───── Data in this exercise
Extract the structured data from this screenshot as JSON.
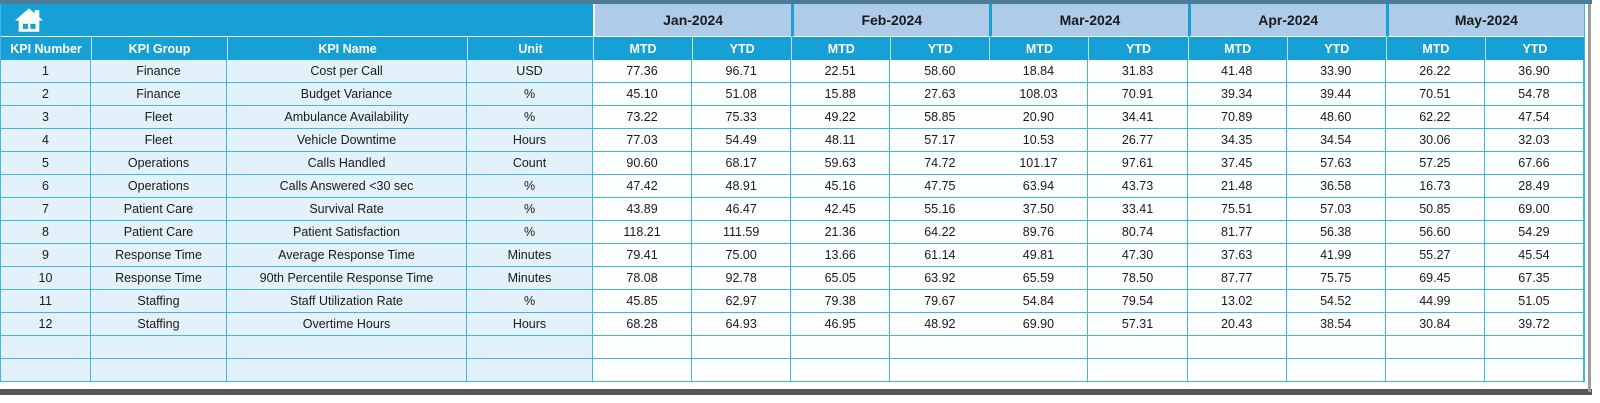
{
  "colors": {
    "header_cyan": "#17A0D6",
    "month_band": "#AECBEA",
    "row_fill": "#E3F1FA",
    "grid_line": "#3FB6E4",
    "frame_top": "#4D7B97",
    "frame_bottom": "#565656",
    "frame_side": "#9B9B9B",
    "header_text": "#FFFFFF",
    "body_text": "#1A1A1A"
  },
  "toolbar": {
    "home_icon": "home-icon"
  },
  "table": {
    "left_headers": [
      "KPI Number",
      "KPI Group",
      "KPI Name",
      "Unit"
    ],
    "months": [
      "Jan-2024",
      "Feb-2024",
      "Mar-2024",
      "Apr-2024",
      "May-2024"
    ],
    "sub_headers": [
      "MTD",
      "YTD"
    ],
    "rows": [
      {
        "kpi_number": "1",
        "kpi_group": "Finance",
        "kpi_name": "Cost per Call",
        "unit": "USD",
        "values": [
          "77.36",
          "96.71",
          "22.51",
          "58.60",
          "18.84",
          "31.83",
          "41.48",
          "33.90",
          "26.22",
          "36.90"
        ]
      },
      {
        "kpi_number": "2",
        "kpi_group": "Finance",
        "kpi_name": "Budget Variance",
        "unit": "%",
        "values": [
          "45.10",
          "51.08",
          "15.88",
          "27.63",
          "108.03",
          "70.91",
          "39.34",
          "39.44",
          "70.51",
          "54.78"
        ]
      },
      {
        "kpi_number": "3",
        "kpi_group": "Fleet",
        "kpi_name": "Ambulance Availability",
        "unit": "%",
        "values": [
          "73.22",
          "75.33",
          "49.22",
          "58.85",
          "20.90",
          "34.41",
          "70.89",
          "48.60",
          "62.22",
          "47.54"
        ]
      },
      {
        "kpi_number": "4",
        "kpi_group": "Fleet",
        "kpi_name": "Vehicle Downtime",
        "unit": "Hours",
        "values": [
          "77.03",
          "54.49",
          "48.11",
          "57.17",
          "10.53",
          "26.77",
          "34.35",
          "34.54",
          "30.06",
          "32.03"
        ]
      },
      {
        "kpi_number": "5",
        "kpi_group": "Operations",
        "kpi_name": "Calls Handled",
        "unit": "Count",
        "values": [
          "90.60",
          "68.17",
          "59.63",
          "74.72",
          "101.17",
          "97.61",
          "37.45",
          "57.63",
          "57.25",
          "67.66"
        ]
      },
      {
        "kpi_number": "6",
        "kpi_group": "Operations",
        "kpi_name": "Calls Answered <30 sec",
        "unit": "%",
        "values": [
          "47.42",
          "48.91",
          "45.16",
          "47.75",
          "63.94",
          "43.73",
          "21.48",
          "36.58",
          "16.73",
          "28.49"
        ]
      },
      {
        "kpi_number": "7",
        "kpi_group": "Patient Care",
        "kpi_name": "Survival Rate",
        "unit": "%",
        "values": [
          "43.89",
          "46.47",
          "42.45",
          "55.16",
          "37.50",
          "33.41",
          "75.51",
          "57.03",
          "50.85",
          "69.00"
        ]
      },
      {
        "kpi_number": "8",
        "kpi_group": "Patient Care",
        "kpi_name": "Patient Satisfaction",
        "unit": "%",
        "values": [
          "118.21",
          "111.59",
          "21.36",
          "64.22",
          "89.76",
          "80.74",
          "81.77",
          "56.38",
          "56.60",
          "54.29"
        ]
      },
      {
        "kpi_number": "9",
        "kpi_group": "Response Time",
        "kpi_name": "Average Response Time",
        "unit": "Minutes",
        "values": [
          "79.41",
          "75.00",
          "13.66",
          "61.14",
          "49.81",
          "47.30",
          "37.63",
          "41.99",
          "55.27",
          "45.54"
        ]
      },
      {
        "kpi_number": "10",
        "kpi_group": "Response Time",
        "kpi_name": "90th Percentile Response Time",
        "unit": "Minutes",
        "values": [
          "78.08",
          "92.78",
          "65.05",
          "63.92",
          "65.59",
          "78.50",
          "87.77",
          "75.75",
          "69.45",
          "67.35"
        ]
      },
      {
        "kpi_number": "11",
        "kpi_group": "Staffing",
        "kpi_name": "Staff Utilization Rate",
        "unit": "%",
        "values": [
          "45.85",
          "62.97",
          "79.38",
          "79.67",
          "54.84",
          "79.54",
          "13.02",
          "54.52",
          "44.99",
          "51.05"
        ]
      },
      {
        "kpi_number": "12",
        "kpi_group": "Staffing",
        "kpi_name": "Overtime Hours",
        "unit": "Hours",
        "values": [
          "68.28",
          "64.93",
          "46.95",
          "48.92",
          "69.90",
          "57.31",
          "20.43",
          "38.54",
          "30.84",
          "39.72"
        ]
      }
    ],
    "empty_rows": 2
  }
}
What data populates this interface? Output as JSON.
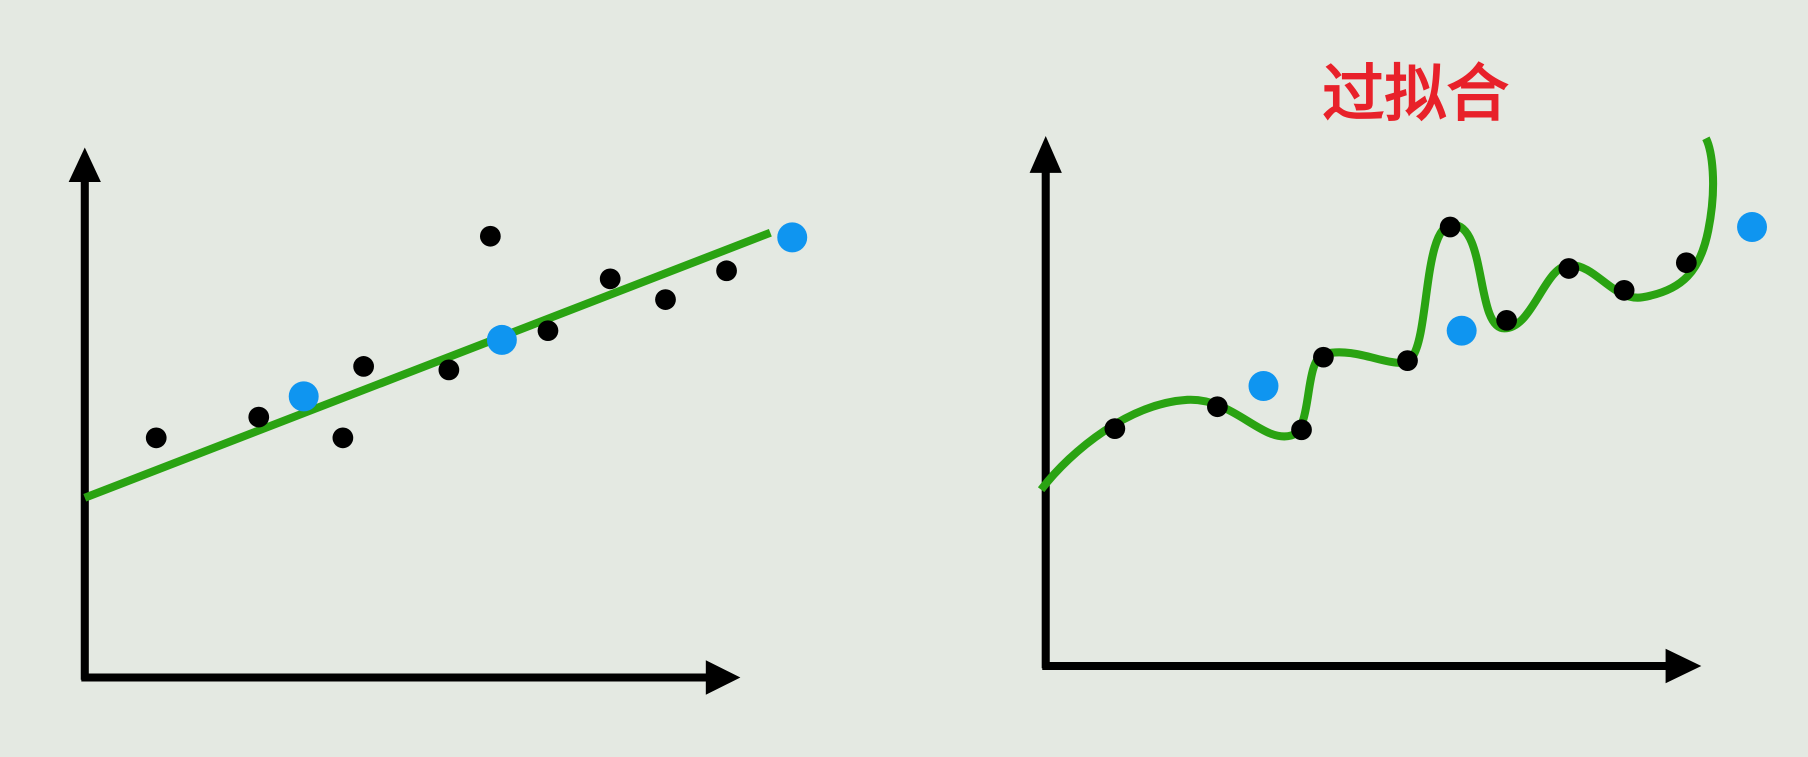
──────────
Directive ▸ Write out the material above again, word for word, minus its pictures.

The answer ▸
Extract the structured data from this screenshot as JSON.
{
  "colors": {
    "header_cyan": "#17A0D6",
    "month_band": "#AECBEA",
    "row_fill": "#E3F1FA",
    "grid_line": "#3FB6E4",
    "frame_top": "#4D7B97",
    "frame_bottom": "#565656",
    "frame_side": "#9B9B9B",
    "header_text": "#FFFFFF",
    "body_text": "#1A1A1A"
  },
  "toolbar": {
    "home_icon": "home-icon"
  },
  "table": {
    "left_headers": [
      "KPI Number",
      "KPI Group",
      "KPI Name",
      "Unit"
    ],
    "months": [
      "Jan-2024",
      "Feb-2024",
      "Mar-2024",
      "Apr-2024",
      "May-2024"
    ],
    "sub_headers": [
      "MTD",
      "YTD"
    ],
    "rows": [
      {
        "kpi_number": "1",
        "kpi_group": "Finance",
        "kpi_name": "Cost per Call",
        "unit": "USD",
        "values": [
          "77.36",
          "96.71",
          "22.51",
          "58.60",
          "18.84",
          "31.83",
          "41.48",
          "33.90",
          "26.22",
          "36.90"
        ]
      },
      {
        "kpi_number": "2",
        "kpi_group": "Finance",
        "kpi_name": "Budget Variance",
        "unit": "%",
        "values": [
          "45.10",
          "51.08",
          "15.88",
          "27.63",
          "108.03",
          "70.91",
          "39.34",
          "39.44",
          "70.51",
          "54.78"
        ]
      },
      {
        "kpi_number": "3",
        "kpi_group": "Fleet",
        "kpi_name": "Ambulance Availability",
        "unit": "%",
        "values": [
          "73.22",
          "75.33",
          "49.22",
          "58.85",
          "20.90",
          "34.41",
          "70.89",
          "48.60",
          "62.22",
          "47.54"
        ]
      },
      {
        "kpi_number": "4",
        "kpi_group": "Fleet",
        "kpi_name": "Vehicle Downtime",
        "unit": "Hours",
        "values": [
          "77.03",
          "54.49",
          "48.11",
          "57.17",
          "10.53",
          "26.77",
          "34.35",
          "34.54",
          "30.06",
          "32.03"
        ]
      },
      {
        "kpi_number": "5",
        "kpi_group": "Operations",
        "kpi_name": "Calls Handled",
        "unit": "Count",
        "values": [
          "90.60",
          "68.17",
          "59.63",
          "74.72",
          "101.17",
          "97.61",
          "37.45",
          "57.63",
          "57.25",
          "67.66"
        ]
      },
      {
        "kpi_number": "6",
        "kpi_group": "Operations",
        "kpi_name": "Calls Answered <30 sec",
        "unit": "%",
        "values": [
          "47.42",
          "48.91",
          "45.16",
          "47.75",
          "63.94",
          "43.73",
          "21.48",
          "36.58",
          "16.73",
          "28.49"
        ]
      },
      {
        "kpi_number": "7",
        "kpi_group": "Patient Care",
        "kpi_name": "Survival Rate",
        "unit": "%",
        "values": [
          "43.89",
          "46.47",
          "42.45",
          "55.16",
          "37.50",
          "33.41",
          "75.51",
          "57.03",
          "50.85",
          "69.00"
        ]
      },
      {
        "kpi_number": "8",
        "kpi_group": "Patient Care",
        "kpi_name": "Patient Satisfaction",
        "unit": "%",
        "values": [
          "118.21",
          "111.59",
          "21.36",
          "64.22",
          "89.76",
          "80.74",
          "81.77",
          "56.38",
          "56.60",
          "54.29"
        ]
      },
      {
        "kpi_number": "9",
        "kpi_group": "Response Time",
        "kpi_name": "Average Response Time",
        "unit": "Minutes",
        "values": [
          "79.41",
          "75.00",
          "13.66",
          "61.14",
          "49.81",
          "47.30",
          "37.63",
          "41.99",
          "55.27",
          "45.54"
        ]
      },
      {
        "kpi_number": "10",
        "kpi_group": "Response Time",
        "kpi_name": "90th Percentile Response Time",
        "unit": "Minutes",
        "values": [
          "78.08",
          "92.78",
          "65.05",
          "63.92",
          "65.59",
          "78.50",
          "87.77",
          "75.75",
          "69.45",
          "67.35"
        ]
      },
      {
        "kpi_number": "11",
        "kpi_group": "Staffing",
        "kpi_name": "Staff Utilization Rate",
        "unit": "%",
        "values": [
          "45.85",
          "62.97",
          "79.38",
          "79.67",
          "54.84",
          "79.54",
          "13.02",
          "54.52",
          "44.99",
          "51.05"
        ]
      },
      {
        "kpi_number": "12",
        "kpi_group": "Staffing",
        "kpi_name": "Overtime Hours",
        "unit": "Hours",
        "values": [
          "68.28",
          "64.93",
          "46.95",
          "48.92",
          "69.90",
          "57.31",
          "20.43",
          "38.54",
          "30.84",
          "39.72"
        ]
      }
    ],
    "empty_rows": 2
  }
}
What data populates this interface? Output as JSON.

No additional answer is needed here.